**Task requirements:** Could you copy out the part that opens with the line containing "UI element localization: list" and closes with the line containing "point-batch-17 <box>907 449 915 457</box>", with "Pd loading" swapped for "Palladium loading" and everything else left as is? Omit the pictures from your answer.

**Dataset content:**
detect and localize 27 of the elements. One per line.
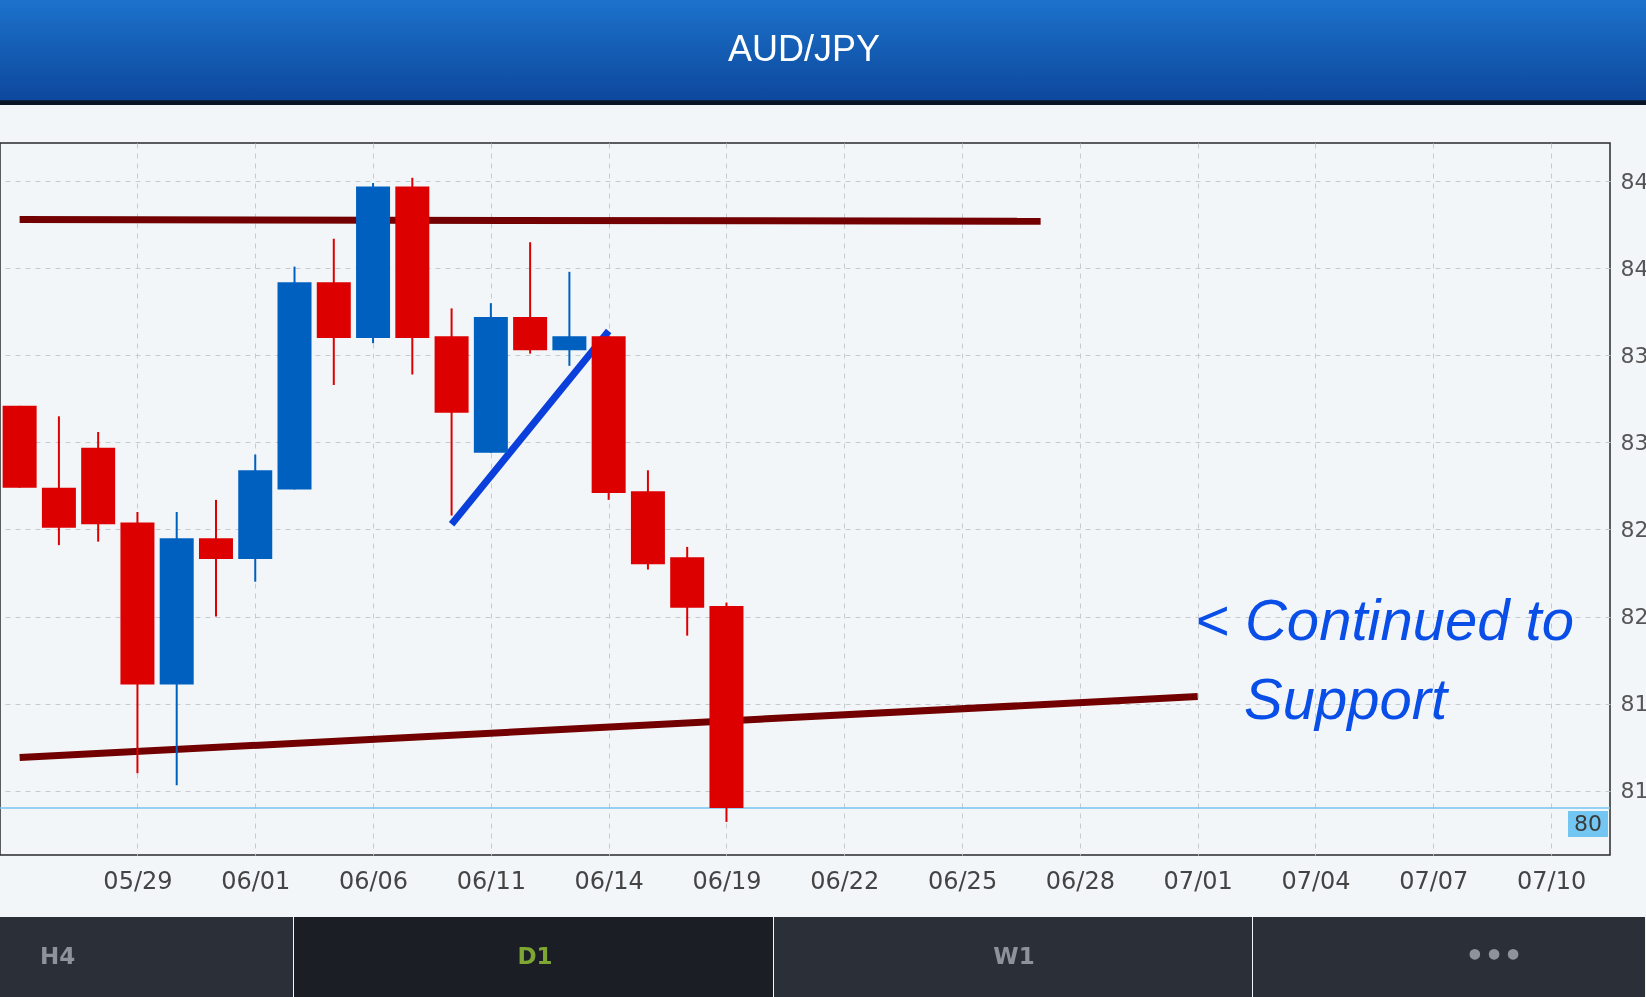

==

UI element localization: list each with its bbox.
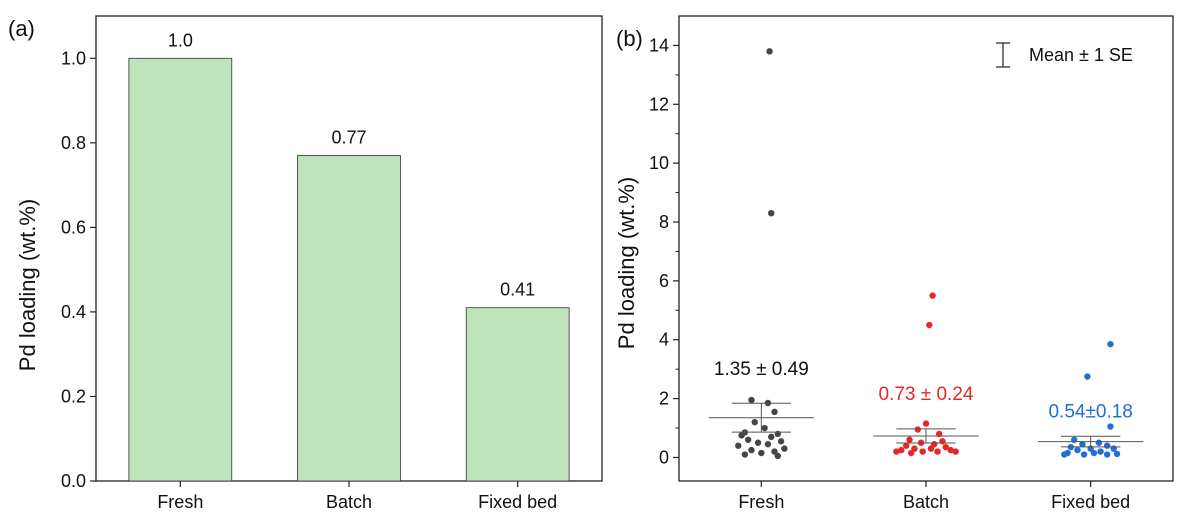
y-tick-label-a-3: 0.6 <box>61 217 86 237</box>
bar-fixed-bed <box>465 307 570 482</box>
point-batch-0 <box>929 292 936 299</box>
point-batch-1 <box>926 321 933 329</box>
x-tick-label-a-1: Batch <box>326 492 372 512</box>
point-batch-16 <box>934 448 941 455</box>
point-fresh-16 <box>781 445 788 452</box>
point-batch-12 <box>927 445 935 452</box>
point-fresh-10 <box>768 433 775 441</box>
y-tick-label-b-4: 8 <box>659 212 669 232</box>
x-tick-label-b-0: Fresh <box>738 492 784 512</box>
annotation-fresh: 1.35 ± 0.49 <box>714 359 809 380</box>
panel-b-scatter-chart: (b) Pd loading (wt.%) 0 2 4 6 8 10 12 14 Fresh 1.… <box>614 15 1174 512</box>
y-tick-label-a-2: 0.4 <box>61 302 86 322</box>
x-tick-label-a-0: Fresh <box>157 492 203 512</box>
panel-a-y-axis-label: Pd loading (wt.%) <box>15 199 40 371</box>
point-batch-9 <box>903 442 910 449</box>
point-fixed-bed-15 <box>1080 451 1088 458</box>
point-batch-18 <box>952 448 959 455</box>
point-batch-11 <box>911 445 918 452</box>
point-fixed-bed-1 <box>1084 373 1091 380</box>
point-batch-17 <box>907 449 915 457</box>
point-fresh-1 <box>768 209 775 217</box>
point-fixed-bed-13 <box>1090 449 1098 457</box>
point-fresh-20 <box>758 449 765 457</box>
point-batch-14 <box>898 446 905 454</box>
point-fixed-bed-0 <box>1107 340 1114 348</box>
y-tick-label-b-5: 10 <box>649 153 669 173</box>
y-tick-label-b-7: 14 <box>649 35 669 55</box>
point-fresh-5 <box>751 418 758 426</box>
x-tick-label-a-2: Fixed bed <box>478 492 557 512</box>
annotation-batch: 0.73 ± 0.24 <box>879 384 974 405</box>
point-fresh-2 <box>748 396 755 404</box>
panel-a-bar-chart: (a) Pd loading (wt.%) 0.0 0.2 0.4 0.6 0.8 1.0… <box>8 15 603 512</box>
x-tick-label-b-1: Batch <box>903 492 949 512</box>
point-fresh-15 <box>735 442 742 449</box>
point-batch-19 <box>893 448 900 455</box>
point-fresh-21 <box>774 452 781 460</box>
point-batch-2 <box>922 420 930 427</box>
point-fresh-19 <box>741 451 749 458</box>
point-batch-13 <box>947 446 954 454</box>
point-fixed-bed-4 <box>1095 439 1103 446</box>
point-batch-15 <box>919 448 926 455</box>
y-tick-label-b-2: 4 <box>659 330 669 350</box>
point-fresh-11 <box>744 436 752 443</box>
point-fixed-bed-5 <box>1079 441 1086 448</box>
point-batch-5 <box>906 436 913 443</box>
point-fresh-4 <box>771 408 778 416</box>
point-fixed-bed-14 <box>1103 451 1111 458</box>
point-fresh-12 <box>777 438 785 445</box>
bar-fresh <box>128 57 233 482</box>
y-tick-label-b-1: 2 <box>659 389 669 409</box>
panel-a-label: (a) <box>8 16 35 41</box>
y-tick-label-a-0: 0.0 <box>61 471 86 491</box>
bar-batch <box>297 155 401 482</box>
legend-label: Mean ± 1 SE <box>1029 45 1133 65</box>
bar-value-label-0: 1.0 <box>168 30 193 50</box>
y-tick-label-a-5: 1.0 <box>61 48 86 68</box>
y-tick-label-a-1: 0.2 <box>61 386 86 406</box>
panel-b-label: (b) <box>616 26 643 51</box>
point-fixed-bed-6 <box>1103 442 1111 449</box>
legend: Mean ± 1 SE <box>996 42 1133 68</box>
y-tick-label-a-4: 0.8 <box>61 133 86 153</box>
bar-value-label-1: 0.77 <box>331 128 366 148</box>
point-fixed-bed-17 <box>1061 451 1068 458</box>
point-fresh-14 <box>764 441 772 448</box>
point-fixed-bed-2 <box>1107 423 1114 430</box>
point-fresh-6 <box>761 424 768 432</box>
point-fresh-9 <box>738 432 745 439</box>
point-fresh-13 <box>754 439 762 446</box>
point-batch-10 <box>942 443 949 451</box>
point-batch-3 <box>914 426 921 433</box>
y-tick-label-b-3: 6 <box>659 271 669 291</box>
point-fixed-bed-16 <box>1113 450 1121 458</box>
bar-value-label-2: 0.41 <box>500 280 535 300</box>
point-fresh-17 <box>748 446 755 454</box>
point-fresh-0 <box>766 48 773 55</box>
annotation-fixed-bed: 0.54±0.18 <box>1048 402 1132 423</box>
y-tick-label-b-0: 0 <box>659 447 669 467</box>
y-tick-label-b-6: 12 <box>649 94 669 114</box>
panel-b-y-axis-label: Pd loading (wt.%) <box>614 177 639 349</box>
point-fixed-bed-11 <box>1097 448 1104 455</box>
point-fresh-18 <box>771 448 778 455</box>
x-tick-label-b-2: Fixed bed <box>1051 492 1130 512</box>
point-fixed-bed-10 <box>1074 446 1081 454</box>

...

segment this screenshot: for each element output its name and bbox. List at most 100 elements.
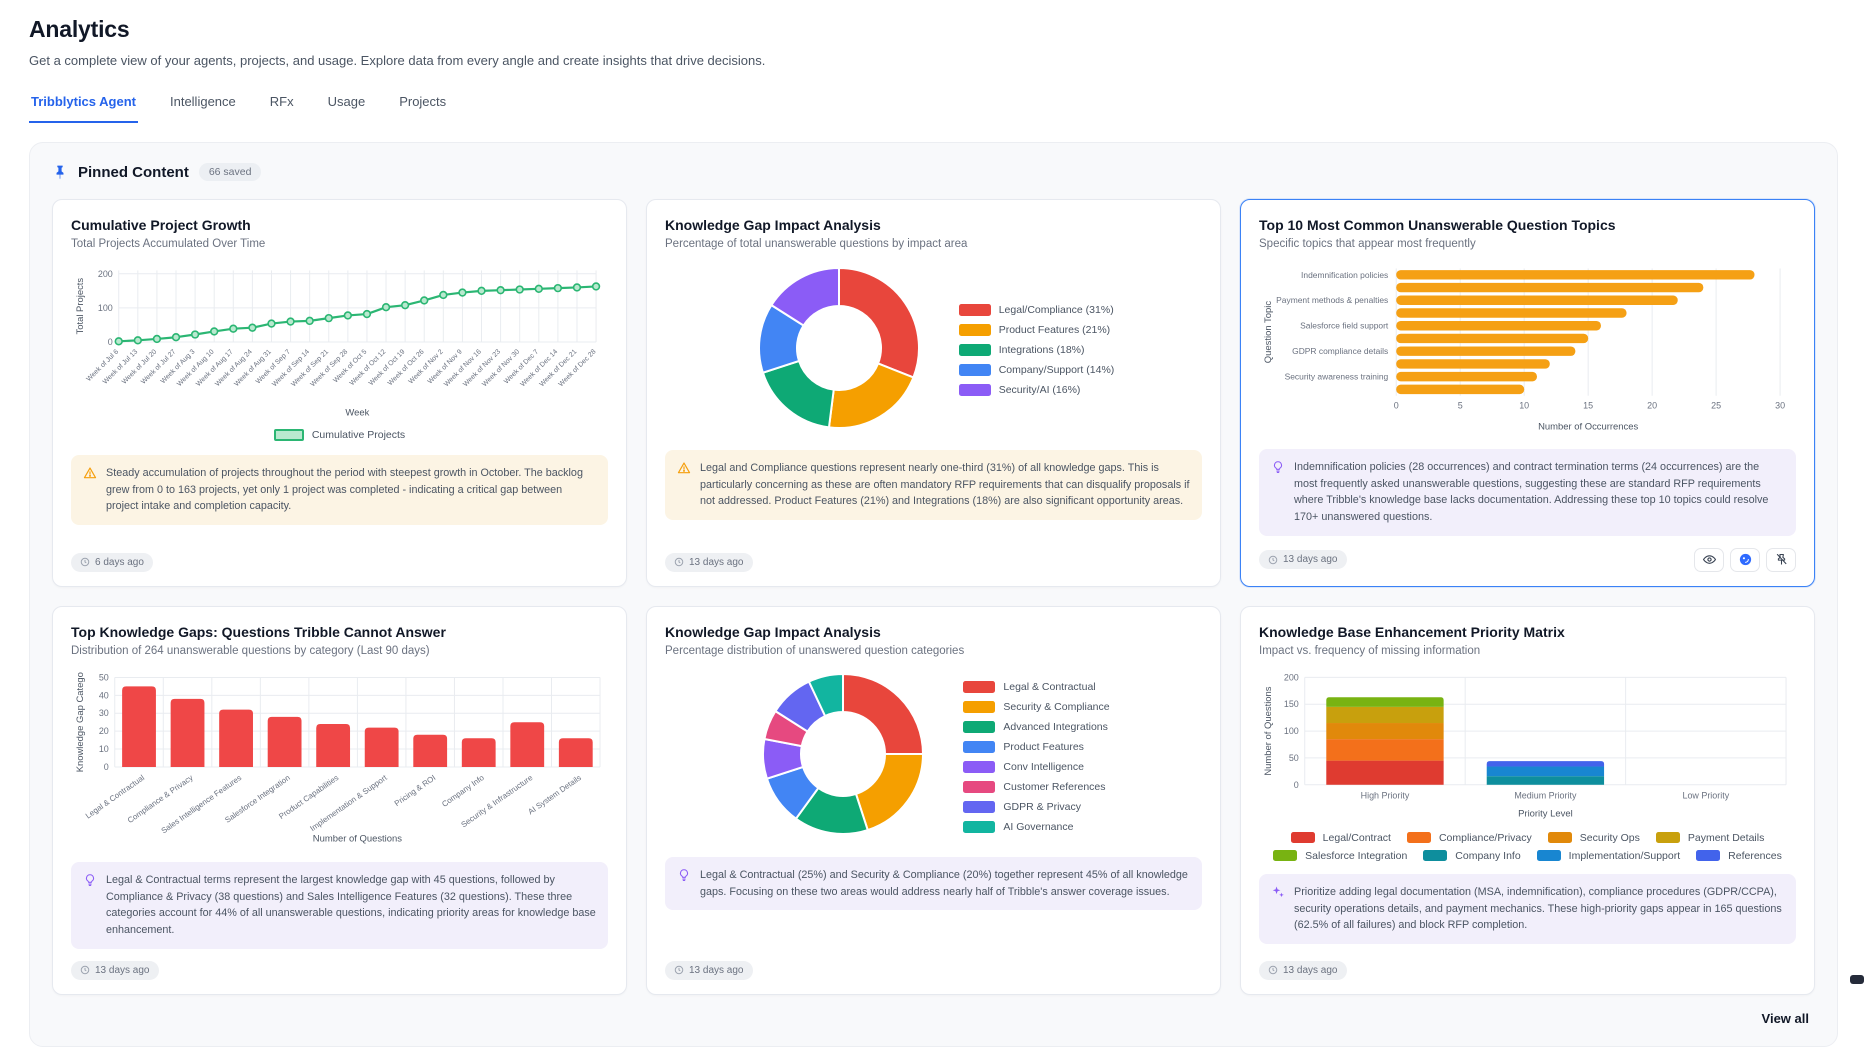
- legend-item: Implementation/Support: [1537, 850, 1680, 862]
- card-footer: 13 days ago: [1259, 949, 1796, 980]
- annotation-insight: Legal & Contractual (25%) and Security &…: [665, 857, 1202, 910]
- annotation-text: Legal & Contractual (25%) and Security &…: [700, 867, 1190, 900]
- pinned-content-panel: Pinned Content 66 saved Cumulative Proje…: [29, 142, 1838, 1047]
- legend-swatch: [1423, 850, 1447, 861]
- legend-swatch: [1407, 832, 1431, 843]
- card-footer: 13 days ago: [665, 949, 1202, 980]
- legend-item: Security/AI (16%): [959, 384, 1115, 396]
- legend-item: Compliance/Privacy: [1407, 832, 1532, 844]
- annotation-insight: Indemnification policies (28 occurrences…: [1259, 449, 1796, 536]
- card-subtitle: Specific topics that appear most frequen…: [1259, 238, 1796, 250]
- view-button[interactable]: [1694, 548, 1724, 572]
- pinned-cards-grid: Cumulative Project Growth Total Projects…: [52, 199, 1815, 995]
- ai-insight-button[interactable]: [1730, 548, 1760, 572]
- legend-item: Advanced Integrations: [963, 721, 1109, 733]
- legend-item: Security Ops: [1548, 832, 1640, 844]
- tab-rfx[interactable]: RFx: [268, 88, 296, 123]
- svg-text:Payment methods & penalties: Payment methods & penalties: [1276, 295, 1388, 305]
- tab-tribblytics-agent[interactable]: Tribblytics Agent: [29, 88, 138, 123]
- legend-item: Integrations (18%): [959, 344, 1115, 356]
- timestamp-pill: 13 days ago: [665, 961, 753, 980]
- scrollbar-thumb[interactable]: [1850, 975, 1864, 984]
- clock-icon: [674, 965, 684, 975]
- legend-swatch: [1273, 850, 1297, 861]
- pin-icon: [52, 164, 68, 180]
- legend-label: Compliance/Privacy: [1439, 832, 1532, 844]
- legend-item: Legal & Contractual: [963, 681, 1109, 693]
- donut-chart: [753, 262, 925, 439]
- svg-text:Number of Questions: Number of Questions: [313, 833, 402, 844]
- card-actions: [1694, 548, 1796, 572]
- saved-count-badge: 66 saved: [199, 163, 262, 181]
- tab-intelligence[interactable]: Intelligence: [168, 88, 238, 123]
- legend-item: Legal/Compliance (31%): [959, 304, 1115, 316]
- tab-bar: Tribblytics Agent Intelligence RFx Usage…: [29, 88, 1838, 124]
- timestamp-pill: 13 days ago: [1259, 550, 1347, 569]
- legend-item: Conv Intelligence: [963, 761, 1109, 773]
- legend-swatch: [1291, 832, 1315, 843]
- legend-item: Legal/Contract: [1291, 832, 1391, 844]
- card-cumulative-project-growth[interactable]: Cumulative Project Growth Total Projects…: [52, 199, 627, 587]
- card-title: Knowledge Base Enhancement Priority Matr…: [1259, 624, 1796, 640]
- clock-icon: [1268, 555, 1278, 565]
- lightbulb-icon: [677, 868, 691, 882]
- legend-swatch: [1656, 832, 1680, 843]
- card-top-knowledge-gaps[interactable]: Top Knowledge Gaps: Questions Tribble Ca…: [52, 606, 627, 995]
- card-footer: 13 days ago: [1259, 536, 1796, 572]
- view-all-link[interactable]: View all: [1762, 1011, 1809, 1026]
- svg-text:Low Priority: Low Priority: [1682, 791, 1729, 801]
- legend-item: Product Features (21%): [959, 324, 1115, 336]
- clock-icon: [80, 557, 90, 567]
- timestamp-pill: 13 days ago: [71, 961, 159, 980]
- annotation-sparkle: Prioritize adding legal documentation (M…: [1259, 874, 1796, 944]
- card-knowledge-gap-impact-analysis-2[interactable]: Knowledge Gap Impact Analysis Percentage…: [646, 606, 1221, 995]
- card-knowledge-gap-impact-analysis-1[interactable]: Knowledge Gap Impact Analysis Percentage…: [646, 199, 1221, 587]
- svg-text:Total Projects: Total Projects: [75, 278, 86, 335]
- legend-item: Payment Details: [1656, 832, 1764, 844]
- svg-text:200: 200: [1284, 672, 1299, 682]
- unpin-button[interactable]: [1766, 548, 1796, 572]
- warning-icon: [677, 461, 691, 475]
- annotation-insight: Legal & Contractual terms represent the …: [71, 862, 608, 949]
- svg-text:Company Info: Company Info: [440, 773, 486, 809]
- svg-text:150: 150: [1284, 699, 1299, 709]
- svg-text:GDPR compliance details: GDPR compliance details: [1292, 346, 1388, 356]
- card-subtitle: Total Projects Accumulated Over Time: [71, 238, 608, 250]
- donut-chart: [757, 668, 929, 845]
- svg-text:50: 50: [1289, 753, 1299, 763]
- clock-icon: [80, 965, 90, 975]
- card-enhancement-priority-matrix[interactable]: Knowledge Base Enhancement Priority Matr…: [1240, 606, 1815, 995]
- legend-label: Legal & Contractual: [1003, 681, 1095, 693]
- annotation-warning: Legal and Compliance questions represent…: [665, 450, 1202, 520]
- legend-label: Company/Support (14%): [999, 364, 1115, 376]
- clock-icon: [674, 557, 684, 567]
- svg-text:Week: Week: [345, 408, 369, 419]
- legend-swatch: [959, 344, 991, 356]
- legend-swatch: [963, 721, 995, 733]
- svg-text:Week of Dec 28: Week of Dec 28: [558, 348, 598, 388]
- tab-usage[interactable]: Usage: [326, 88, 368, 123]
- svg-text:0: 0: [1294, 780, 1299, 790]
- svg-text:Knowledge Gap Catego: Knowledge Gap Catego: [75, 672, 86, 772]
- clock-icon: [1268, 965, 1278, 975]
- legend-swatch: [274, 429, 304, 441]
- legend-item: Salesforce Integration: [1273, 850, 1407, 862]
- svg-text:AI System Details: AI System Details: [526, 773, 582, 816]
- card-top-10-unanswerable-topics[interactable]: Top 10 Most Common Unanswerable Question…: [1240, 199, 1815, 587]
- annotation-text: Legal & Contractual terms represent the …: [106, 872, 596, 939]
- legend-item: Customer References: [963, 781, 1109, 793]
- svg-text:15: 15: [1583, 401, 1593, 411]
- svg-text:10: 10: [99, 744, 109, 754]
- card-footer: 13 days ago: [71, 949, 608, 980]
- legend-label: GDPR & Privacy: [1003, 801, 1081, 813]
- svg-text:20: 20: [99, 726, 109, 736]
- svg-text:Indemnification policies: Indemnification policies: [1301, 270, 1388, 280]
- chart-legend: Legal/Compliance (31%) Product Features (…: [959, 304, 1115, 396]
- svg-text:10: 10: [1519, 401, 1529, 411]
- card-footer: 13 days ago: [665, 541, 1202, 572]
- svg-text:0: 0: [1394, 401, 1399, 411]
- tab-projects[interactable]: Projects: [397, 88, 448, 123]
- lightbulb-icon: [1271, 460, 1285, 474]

**Task response:**
UI element localization: list each with its bbox.
y-tick-label-a-3: 0.6 <box>61 217 86 237</box>
bar-fixed-bed <box>465 307 570 482</box>
point-batch-0 <box>929 292 936 299</box>
point-batch-1 <box>926 321 933 329</box>
x-tick-label-a-1: Batch <box>326 492 372 512</box>
point-batch-16 <box>934 448 941 455</box>
point-fresh-16 <box>781 445 788 452</box>
point-batch-12 <box>927 445 935 452</box>
point-fresh-10 <box>768 433 775 441</box>
y-tick-label-b-4: 8 <box>659 212 669 232</box>
x-tick-label-b-0: Fresh <box>738 492 784 512</box>
annotation-fresh: 1.35 ± 0.49 <box>714 359 809 380</box>
panel-b-scatter-chart: (b) Palladium loading (wt.%) 0 2 4 6 8 10 12 14 Fresh 1.… <box>614 15 1174 512</box>
y-tick-label-a-2: 0.4 <box>61 302 86 322</box>
x-tick-label-a-0: Fresh <box>157 492 203 512</box>
panel-a-y-axis-label: Palladium loading (wt.%) <box>15 199 40 371</box>
point-batch-9 <box>903 442 910 449</box>
point-fixed-bed-15 <box>1080 451 1088 458</box>
point-batch-18 <box>952 448 959 455</box>
point-batch-11 <box>911 445 918 452</box>
point-fixed-bed-1 <box>1084 373 1091 380</box>
point-batch-17 <box>907 449 915 457</box>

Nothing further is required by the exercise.